Objective »
State the number of lines in these records holding "xlabel". Say nothing more.

Records for processing »
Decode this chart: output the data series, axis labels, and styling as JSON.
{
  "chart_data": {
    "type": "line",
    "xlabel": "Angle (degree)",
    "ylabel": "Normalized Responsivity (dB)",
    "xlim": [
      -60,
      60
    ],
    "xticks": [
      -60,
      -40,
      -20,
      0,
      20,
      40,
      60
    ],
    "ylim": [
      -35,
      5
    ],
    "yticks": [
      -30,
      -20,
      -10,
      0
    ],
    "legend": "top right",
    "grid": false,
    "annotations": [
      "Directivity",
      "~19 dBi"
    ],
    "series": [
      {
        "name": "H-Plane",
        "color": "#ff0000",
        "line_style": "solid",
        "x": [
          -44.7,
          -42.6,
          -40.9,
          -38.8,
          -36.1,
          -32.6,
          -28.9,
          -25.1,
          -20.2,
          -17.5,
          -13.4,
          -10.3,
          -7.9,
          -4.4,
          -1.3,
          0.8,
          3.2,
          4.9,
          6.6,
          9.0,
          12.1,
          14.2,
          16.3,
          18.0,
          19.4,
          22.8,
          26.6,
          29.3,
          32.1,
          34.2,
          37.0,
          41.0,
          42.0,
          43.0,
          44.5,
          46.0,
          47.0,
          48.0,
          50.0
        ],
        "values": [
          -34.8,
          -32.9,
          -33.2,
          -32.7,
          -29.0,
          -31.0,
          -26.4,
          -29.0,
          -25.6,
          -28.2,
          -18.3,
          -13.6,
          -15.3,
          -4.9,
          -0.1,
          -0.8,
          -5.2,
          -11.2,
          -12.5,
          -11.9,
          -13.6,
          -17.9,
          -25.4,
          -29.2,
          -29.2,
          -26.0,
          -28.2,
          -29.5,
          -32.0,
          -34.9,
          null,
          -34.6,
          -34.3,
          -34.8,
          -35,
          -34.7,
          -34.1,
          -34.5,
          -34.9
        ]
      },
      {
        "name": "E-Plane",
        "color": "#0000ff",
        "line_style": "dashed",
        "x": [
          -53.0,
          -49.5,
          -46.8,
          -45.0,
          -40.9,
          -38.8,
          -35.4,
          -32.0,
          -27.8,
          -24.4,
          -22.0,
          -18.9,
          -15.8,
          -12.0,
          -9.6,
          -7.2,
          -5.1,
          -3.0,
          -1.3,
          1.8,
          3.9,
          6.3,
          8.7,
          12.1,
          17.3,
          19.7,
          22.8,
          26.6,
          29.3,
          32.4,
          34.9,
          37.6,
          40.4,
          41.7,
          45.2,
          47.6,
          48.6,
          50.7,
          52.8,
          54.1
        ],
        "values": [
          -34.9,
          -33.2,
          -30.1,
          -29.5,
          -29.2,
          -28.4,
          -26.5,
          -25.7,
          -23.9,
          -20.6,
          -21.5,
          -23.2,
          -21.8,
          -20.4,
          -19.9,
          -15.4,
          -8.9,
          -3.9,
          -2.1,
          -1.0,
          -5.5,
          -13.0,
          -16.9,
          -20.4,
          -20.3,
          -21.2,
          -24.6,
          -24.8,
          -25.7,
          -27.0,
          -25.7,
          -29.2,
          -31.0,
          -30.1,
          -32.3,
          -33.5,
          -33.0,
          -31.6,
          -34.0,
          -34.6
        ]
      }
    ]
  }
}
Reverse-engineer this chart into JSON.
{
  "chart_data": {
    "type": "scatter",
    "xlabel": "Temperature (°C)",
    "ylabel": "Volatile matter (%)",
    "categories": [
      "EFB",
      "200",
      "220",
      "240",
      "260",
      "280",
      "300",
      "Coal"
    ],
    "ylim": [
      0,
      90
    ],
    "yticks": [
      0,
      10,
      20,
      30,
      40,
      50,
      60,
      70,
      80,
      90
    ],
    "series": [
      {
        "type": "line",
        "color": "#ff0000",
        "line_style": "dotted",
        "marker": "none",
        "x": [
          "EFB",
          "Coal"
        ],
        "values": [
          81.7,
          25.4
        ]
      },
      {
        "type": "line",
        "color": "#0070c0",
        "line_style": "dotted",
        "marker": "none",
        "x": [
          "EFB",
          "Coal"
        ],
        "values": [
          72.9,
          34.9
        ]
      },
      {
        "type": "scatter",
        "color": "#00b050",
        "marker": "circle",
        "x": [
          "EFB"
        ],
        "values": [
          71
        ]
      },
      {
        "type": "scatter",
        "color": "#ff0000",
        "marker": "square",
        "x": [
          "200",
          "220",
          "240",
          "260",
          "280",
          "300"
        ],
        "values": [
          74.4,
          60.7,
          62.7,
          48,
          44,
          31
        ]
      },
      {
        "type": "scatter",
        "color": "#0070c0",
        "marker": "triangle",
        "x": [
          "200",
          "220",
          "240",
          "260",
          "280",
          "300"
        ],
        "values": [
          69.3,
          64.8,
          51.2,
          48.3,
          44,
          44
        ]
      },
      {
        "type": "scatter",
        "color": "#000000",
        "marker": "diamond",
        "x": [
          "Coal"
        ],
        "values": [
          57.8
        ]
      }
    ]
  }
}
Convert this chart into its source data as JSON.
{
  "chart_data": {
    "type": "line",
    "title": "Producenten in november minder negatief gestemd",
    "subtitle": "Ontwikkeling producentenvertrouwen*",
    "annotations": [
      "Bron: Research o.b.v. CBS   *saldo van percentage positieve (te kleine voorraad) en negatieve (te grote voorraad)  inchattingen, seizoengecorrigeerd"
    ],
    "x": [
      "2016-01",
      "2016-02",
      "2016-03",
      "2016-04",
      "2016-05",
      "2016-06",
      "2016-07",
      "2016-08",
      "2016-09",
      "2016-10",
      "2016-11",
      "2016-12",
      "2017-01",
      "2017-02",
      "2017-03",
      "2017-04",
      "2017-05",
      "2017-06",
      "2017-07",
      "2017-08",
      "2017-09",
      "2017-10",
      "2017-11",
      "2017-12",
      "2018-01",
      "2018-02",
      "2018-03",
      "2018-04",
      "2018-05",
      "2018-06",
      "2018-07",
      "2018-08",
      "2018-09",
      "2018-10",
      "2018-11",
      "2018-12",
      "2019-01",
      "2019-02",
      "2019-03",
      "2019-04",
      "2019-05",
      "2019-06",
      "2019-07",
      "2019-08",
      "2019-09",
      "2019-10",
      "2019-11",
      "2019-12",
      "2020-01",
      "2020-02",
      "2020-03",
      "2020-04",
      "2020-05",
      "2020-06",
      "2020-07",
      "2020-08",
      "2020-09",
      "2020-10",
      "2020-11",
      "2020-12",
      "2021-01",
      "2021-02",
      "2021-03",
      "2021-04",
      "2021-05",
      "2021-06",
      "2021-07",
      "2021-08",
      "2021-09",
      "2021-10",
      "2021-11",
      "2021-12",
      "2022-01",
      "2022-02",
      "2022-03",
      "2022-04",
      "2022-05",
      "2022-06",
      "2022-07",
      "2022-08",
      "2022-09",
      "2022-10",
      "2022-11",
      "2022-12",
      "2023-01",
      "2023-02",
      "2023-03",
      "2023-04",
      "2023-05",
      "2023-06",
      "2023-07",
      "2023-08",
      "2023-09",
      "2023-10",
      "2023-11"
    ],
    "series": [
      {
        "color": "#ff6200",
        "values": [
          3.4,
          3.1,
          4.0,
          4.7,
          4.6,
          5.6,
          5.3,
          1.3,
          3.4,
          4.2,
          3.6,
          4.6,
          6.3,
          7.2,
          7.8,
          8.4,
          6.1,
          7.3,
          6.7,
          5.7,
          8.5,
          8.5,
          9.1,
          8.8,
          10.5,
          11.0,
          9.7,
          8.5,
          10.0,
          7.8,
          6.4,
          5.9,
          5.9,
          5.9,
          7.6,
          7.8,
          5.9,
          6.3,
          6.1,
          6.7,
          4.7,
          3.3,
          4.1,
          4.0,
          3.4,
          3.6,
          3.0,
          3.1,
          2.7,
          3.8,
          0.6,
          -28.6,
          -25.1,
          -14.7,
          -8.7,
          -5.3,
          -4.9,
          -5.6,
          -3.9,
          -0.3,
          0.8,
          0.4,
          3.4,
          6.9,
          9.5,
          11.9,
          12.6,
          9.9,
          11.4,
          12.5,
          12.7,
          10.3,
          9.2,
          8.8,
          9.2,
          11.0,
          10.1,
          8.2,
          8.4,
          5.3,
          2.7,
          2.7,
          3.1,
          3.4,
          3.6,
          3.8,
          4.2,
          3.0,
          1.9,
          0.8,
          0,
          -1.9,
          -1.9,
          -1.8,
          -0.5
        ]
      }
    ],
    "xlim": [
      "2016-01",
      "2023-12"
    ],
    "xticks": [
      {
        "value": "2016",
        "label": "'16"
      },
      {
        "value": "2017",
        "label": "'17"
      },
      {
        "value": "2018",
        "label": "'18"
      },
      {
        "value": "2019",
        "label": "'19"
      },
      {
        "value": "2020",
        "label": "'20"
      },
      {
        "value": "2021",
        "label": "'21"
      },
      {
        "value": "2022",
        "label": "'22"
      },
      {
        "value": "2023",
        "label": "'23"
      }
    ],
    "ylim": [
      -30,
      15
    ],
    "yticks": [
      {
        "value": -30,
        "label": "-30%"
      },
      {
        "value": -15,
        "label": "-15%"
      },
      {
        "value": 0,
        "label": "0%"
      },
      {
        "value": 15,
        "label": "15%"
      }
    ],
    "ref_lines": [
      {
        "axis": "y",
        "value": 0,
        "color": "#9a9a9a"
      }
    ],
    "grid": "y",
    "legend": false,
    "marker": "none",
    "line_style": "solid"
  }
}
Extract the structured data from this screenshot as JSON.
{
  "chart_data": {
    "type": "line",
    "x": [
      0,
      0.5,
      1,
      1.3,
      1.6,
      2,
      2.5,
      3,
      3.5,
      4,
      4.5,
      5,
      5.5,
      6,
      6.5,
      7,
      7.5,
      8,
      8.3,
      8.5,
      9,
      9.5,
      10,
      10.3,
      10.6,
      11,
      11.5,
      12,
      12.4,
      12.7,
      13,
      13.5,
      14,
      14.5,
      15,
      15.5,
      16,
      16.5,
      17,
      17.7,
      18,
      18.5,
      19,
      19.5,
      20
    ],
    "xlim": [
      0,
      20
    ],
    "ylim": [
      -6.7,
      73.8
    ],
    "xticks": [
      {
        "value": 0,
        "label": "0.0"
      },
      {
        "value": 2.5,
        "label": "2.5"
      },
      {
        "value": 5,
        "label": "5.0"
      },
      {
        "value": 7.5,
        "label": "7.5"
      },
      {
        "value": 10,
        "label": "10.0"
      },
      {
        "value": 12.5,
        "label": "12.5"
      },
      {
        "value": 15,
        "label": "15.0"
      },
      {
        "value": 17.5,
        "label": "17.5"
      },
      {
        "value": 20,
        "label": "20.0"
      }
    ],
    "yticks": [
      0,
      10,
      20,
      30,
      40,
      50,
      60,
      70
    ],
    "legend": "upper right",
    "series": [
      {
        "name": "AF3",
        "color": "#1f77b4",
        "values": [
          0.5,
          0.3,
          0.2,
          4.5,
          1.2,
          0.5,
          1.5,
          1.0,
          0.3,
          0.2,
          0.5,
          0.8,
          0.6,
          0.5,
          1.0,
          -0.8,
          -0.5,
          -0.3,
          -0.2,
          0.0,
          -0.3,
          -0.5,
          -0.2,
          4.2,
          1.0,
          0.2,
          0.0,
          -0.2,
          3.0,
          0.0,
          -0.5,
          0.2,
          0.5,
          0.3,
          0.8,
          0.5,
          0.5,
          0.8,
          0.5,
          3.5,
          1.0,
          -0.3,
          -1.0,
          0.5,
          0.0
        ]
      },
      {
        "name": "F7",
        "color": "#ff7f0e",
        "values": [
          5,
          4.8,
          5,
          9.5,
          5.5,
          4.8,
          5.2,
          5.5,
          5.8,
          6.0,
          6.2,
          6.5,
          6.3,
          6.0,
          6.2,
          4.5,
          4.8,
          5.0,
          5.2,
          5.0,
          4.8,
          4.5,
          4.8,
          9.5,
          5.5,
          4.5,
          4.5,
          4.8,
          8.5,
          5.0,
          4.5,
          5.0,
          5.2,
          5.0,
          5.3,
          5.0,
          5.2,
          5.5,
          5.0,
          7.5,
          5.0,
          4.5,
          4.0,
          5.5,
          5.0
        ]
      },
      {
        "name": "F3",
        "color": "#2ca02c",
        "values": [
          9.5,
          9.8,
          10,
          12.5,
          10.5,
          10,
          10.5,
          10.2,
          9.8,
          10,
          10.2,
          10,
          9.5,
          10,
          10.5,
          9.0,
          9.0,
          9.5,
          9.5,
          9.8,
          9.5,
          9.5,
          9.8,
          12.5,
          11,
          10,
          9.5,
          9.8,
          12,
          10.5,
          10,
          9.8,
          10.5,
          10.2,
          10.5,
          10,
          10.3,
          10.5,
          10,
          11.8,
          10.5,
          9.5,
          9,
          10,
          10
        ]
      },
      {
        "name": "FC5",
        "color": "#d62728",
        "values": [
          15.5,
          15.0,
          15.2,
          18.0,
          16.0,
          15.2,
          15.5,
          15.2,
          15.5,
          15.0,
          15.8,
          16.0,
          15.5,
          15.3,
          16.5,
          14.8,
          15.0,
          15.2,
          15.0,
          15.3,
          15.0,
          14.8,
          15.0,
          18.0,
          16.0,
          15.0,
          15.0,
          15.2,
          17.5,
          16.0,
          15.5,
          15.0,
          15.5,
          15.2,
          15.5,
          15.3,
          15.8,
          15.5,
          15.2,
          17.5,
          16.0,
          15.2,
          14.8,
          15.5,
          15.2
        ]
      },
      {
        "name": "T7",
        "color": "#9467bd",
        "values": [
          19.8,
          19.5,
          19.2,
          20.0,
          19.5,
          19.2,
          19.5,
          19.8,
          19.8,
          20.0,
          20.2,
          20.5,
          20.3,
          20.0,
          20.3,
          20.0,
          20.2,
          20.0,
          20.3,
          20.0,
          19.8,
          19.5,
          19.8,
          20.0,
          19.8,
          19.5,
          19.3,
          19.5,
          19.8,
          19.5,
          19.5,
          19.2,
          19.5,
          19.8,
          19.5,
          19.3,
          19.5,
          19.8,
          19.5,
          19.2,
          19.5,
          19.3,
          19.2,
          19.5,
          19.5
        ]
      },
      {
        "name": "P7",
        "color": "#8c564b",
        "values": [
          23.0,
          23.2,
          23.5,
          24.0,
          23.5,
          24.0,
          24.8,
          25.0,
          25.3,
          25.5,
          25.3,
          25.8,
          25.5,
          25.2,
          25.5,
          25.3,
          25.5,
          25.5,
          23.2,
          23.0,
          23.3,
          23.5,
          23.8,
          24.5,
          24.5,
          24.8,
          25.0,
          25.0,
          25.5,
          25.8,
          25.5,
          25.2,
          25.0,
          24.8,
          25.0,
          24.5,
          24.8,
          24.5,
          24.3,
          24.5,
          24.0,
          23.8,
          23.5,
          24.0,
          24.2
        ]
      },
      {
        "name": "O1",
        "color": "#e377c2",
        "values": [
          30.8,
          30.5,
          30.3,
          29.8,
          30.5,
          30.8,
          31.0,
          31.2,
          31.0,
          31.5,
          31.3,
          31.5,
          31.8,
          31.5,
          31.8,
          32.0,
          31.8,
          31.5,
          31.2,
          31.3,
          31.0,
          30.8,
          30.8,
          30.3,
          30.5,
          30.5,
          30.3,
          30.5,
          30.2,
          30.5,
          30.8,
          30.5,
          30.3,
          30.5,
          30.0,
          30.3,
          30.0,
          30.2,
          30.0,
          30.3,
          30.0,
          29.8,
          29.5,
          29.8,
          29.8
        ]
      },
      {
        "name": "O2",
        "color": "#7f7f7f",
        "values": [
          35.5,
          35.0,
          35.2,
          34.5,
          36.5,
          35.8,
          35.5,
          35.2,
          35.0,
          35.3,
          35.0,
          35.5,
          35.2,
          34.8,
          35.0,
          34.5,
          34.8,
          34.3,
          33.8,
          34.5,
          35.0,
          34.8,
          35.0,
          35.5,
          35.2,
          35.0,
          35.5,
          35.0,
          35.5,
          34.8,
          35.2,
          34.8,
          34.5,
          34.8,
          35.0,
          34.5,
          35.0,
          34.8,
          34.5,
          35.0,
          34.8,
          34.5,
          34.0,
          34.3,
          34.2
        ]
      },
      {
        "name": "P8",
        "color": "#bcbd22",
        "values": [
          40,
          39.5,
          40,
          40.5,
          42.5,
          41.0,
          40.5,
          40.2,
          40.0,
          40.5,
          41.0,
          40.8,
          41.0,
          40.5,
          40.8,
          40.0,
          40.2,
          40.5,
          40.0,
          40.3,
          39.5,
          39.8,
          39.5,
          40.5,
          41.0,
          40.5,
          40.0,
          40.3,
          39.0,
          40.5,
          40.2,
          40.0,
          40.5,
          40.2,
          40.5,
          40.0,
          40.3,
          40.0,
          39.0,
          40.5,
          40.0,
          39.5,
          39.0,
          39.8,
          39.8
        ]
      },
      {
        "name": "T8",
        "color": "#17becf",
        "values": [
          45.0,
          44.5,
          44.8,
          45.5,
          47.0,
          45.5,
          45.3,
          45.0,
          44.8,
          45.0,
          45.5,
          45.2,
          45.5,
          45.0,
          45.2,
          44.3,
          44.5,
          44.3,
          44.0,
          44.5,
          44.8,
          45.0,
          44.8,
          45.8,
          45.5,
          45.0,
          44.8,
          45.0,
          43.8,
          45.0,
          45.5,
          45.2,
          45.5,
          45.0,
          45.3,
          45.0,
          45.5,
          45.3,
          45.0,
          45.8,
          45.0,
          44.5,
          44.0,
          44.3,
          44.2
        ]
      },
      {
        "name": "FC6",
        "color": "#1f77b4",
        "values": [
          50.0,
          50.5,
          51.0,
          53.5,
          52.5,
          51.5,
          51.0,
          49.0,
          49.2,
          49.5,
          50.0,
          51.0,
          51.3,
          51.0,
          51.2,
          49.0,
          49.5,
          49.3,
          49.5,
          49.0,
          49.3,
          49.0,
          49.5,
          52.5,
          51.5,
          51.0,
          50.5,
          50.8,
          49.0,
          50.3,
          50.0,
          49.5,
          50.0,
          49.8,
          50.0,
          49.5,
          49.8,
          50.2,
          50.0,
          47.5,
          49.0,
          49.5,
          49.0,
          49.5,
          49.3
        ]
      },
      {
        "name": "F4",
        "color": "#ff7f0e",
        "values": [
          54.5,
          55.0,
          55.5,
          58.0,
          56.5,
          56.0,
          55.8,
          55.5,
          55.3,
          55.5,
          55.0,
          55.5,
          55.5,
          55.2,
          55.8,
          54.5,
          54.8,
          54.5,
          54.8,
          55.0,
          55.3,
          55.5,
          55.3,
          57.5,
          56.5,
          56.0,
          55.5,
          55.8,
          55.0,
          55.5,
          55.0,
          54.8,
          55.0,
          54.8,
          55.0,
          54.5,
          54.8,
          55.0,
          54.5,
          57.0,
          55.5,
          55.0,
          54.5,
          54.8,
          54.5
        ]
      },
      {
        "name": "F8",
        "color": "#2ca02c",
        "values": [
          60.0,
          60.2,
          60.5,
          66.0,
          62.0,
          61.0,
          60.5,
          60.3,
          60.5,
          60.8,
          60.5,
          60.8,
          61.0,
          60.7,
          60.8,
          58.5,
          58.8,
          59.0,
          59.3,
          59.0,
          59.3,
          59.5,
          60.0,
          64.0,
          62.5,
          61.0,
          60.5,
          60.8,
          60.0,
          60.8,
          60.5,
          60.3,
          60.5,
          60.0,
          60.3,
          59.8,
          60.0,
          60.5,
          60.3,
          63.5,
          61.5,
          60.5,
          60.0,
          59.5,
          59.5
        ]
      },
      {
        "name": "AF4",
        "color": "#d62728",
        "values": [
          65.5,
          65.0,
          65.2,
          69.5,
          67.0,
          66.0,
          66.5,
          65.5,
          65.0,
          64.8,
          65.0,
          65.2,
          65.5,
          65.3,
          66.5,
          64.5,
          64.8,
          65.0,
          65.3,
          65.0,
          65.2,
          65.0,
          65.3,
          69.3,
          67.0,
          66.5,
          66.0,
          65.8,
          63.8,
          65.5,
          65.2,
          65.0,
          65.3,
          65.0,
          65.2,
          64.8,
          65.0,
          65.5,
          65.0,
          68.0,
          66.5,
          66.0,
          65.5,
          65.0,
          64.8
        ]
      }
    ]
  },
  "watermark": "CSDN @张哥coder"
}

Right answer »
2